**Objective:** Print every entry word for word, but omit the pictures.

(Data extracted from a collection)

__________________________________________________

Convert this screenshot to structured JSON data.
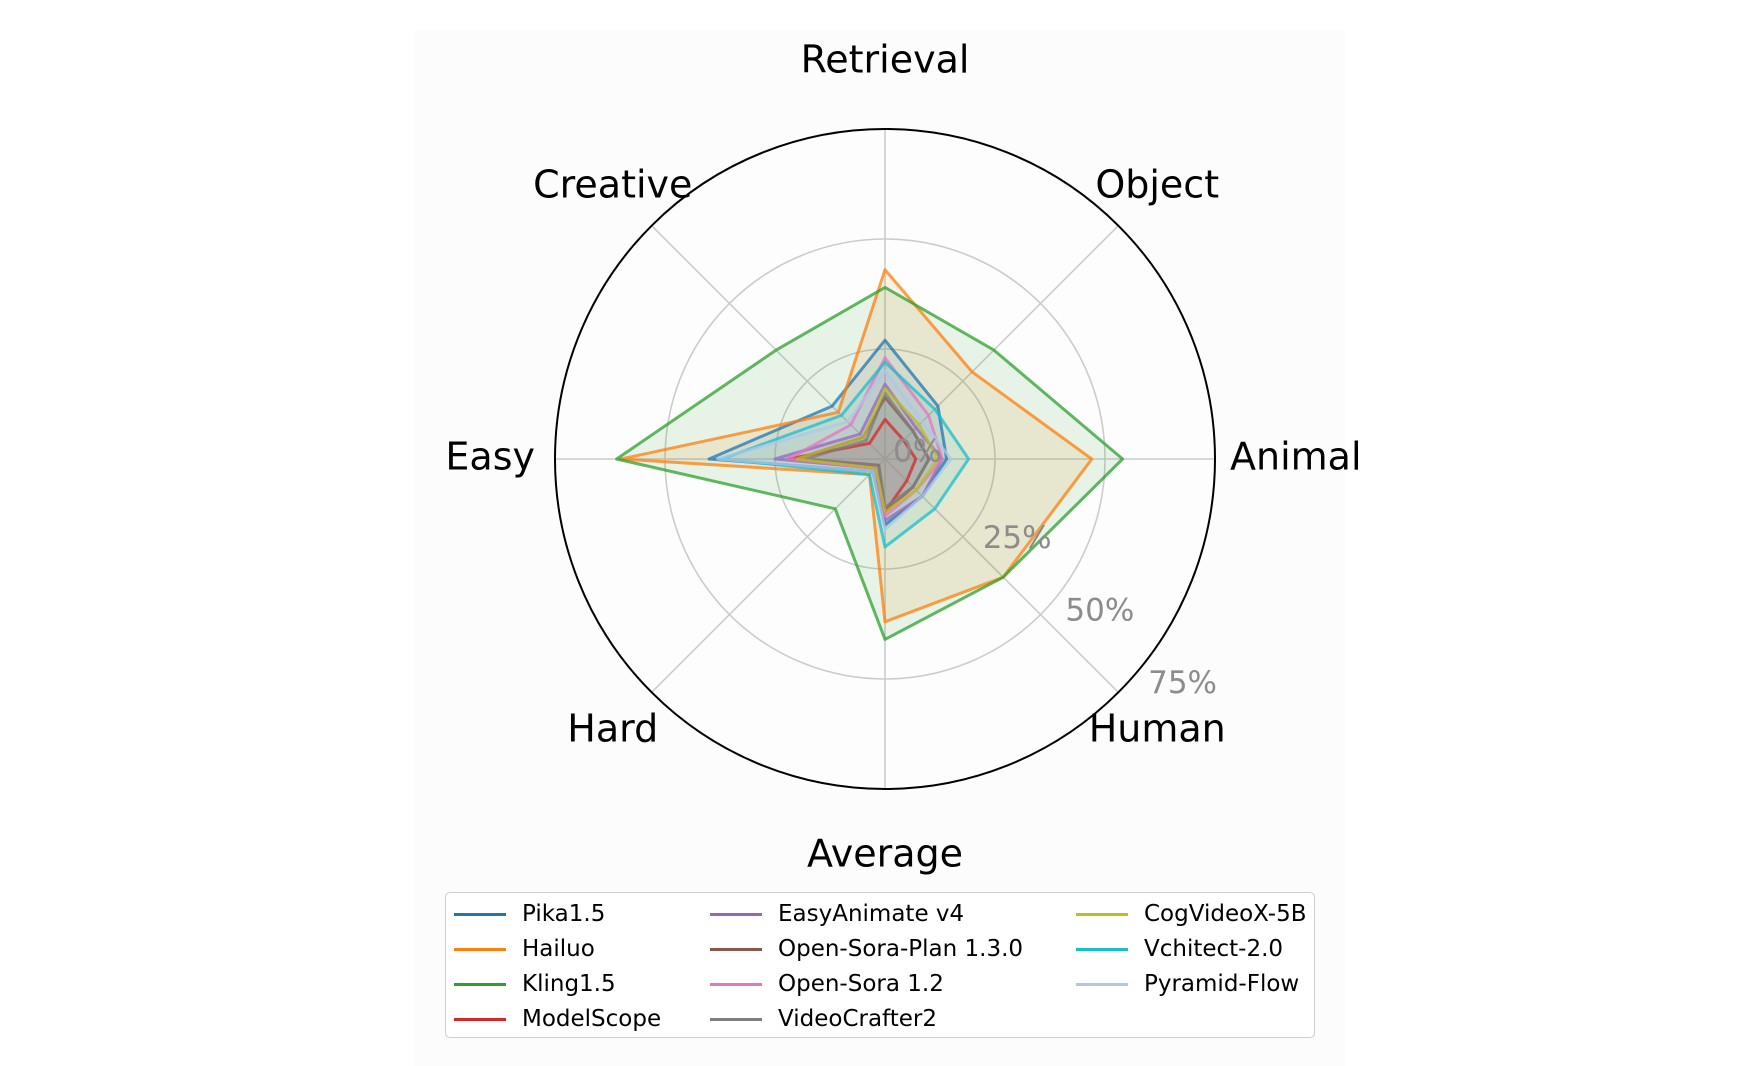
{
  "chart_data": {
    "type": "radar",
    "title": "",
    "axes": [
      "Retrieval",
      "Object",
      "Animal",
      "Human",
      "Average",
      "Hard",
      "Easy",
      "Creative"
    ],
    "r_ticks": [
      "0%",
      "25%",
      "50%",
      "75%"
    ],
    "r_tick_values": [
      0,
      25,
      50,
      75
    ],
    "r_max": 75,
    "grid": true,
    "legend_position": "bottom",
    "series": [
      {
        "name": "Pika1.5",
        "color": "#1f77b4",
        "values": [
          27,
          17,
          14,
          12,
          15,
          4,
          40,
          17
        ]
      },
      {
        "name": "Hailuo",
        "color": "#ff7f0e",
        "values": [
          43,
          28,
          47,
          38,
          37,
          5,
          60,
          15
        ]
      },
      {
        "name": "Kling1.5",
        "color": "#2ca02c",
        "values": [
          39,
          35,
          54,
          38,
          41,
          16,
          61,
          35
        ]
      },
      {
        "name": "ModelScope",
        "color": "#d62728",
        "values": [
          9,
          6,
          7,
          7,
          12,
          3,
          22,
          5
        ]
      },
      {
        "name": "EasyAnimate v4",
        "color": "#9467bd",
        "values": [
          17,
          10,
          13,
          12,
          14,
          3,
          25,
          8
        ]
      },
      {
        "name": "Open-Sora-Plan 1.3.0",
        "color": "#8c564b",
        "values": [
          14,
          9,
          10,
          9,
          12,
          2,
          20,
          7
        ]
      },
      {
        "name": "Open-Sora 1.2",
        "color": "#e377c2",
        "values": [
          23,
          14,
          13,
          10,
          13,
          3,
          22,
          11
        ]
      },
      {
        "name": "VideoCrafter2",
        "color": "#7f7f7f",
        "values": [
          15,
          9,
          10,
          9,
          11,
          2,
          18,
          6
        ]
      },
      {
        "name": "CogVideoX-5B",
        "color": "#bcbd22",
        "values": [
          16,
          11,
          12,
          10,
          12,
          3,
          20,
          7
        ]
      },
      {
        "name": "Vchitect-2.0",
        "color": "#17becf",
        "values": [
          22,
          16,
          19,
          16,
          20,
          5,
          37,
          14
        ]
      },
      {
        "name": "Pyramid-Flow",
        "color": "#aec7e8",
        "values": [
          20,
          12,
          15,
          12,
          16,
          4,
          38,
          12
        ]
      }
    ]
  }
}
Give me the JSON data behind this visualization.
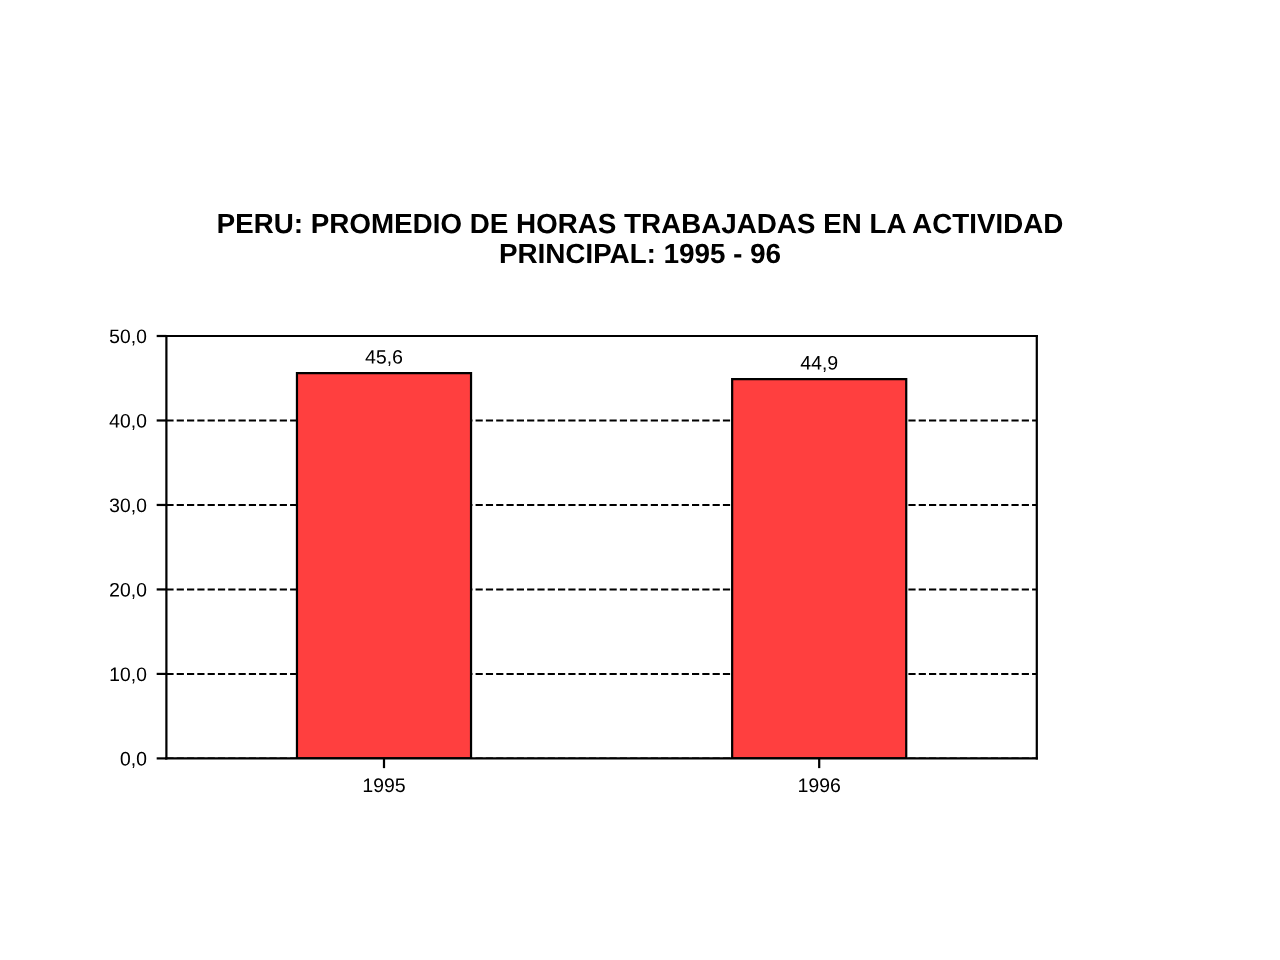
{
  "chart_data": {
    "type": "bar",
    "title": "PERU: PROMEDIO DE HORAS TRABAJADAS EN LA ACTIVIDAD\nPRINCIPAL: 1995 - 96",
    "categories": [
      "1995",
      "1996"
    ],
    "values": [
      45.6,
      44.9
    ],
    "value_labels": [
      "45,6",
      "44,9"
    ],
    "color": "#ff3f3f",
    "ylim": [
      0,
      50
    ],
    "yticks": [
      {
        "value": 0,
        "label": "0,0"
      },
      {
        "value": 10,
        "label": "10,0"
      },
      {
        "value": 20,
        "label": "20,0"
      },
      {
        "value": 30,
        "label": "30,0"
      },
      {
        "value": 40,
        "label": "40,0"
      },
      {
        "value": 50,
        "label": "50,0"
      }
    ],
    "grid": "y",
    "legend": false
  }
}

__________________________________________________

**Reply:**
Convert this screenshot to structured JSON data.
{
  "chart_data": {
    "type": "radar",
    "title": "",
    "axes": [
      "Retrieval",
      "Object",
      "Animal",
      "Human",
      "Average",
      "Hard",
      "Easy",
      "Creative"
    ],
    "r_ticks": [
      "0%",
      "25%",
      "50%",
      "75%"
    ],
    "r_tick_values": [
      0,
      25,
      50,
      75
    ],
    "r_max": 75,
    "grid": true,
    "legend_position": "bottom",
    "series": [
      {
        "name": "Pika1.5",
        "color": "#1f77b4",
        "values": [
          27,
          17,
          14,
          12,
          15,
          4,
          40,
          17
        ]
      },
      {
        "name": "Hailuo",
        "color": "#ff7f0e",
        "values": [
          43,
          28,
          47,
          38,
          37,
          5,
          60,
          15
        ]
      },
      {
        "name": "Kling1.5",
        "color": "#2ca02c",
        "values": [
          39,
          35,
          54,
          38,
          41,
          16,
          61,
          35
        ]
      },
      {
        "name": "ModelScope",
        "color": "#d62728",
        "values": [
          9,
          6,
          7,
          7,
          12,
          3,
          22,
          5
        ]
      },
      {
        "name": "EasyAnimate v4",
        "color": "#9467bd",
        "values": [
          17,
          10,
          13,
          12,
          14,
          3,
          25,
          8
        ]
      },
      {
        "name": "Open-Sora-Plan 1.3.0",
        "color": "#8c564b",
        "values": [
          14,
          9,
          10,
          9,
          12,
          2,
          20,
          7
        ]
      },
      {
        "name": "Open-Sora 1.2",
        "color": "#e377c2",
        "values": [
          23,
          14,
          13,
          10,
          13,
          3,
          22,
          11
        ]
      },
      {
        "name": "VideoCrafter2",
        "color": "#7f7f7f",
        "values": [
          15,
          9,
          10,
          9,
          11,
          2,
          18,
          6
        ]
      },
      {
        "name": "CogVideoX-5B",
        "color": "#bcbd22",
        "values": [
          16,
          11,
          12,
          10,
          12,
          3,
          20,
          7
        ]
      },
      {
        "name": "Vchitect-2.0",
        "color": "#17becf",
        "values": [
          22,
          16,
          19,
          16,
          20,
          5,
          37,
          14
        ]
      },
      {
        "name": "Pyramid-Flow",
        "color": "#aec7e8",
        "values": [
          20,
          12,
          15,
          12,
          16,
          4,
          38,
          12
        ]
      }
    ]
  }
}
Give me the JSON data behind this visualization.
{
  "chart_data": {
    "type": "bar",
    "title": "PERU: PROMEDIO DE HORAS TRABAJADAS EN LA ACTIVIDAD\nPRINCIPAL: 1995 - 96",
    "categories": [
      "1995",
      "1996"
    ],
    "values": [
      45.6,
      44.9
    ],
    "value_labels": [
      "45,6",
      "44,9"
    ],
    "color": "#ff3f3f",
    "ylim": [
      0,
      50
    ],
    "yticks": [
      {
        "value": 0,
        "label": "0,0"
      },
      {
        "value": 10,
        "label": "10,0"
      },
      {
        "value": 20,
        "label": "20,0"
      },
      {
        "value": 30,
        "label": "30,0"
      },
      {
        "value": 40,
        "label": "40,0"
      },
      {
        "value": 50,
        "label": "50,0"
      }
    ],
    "grid": "y",
    "legend": false
  }
}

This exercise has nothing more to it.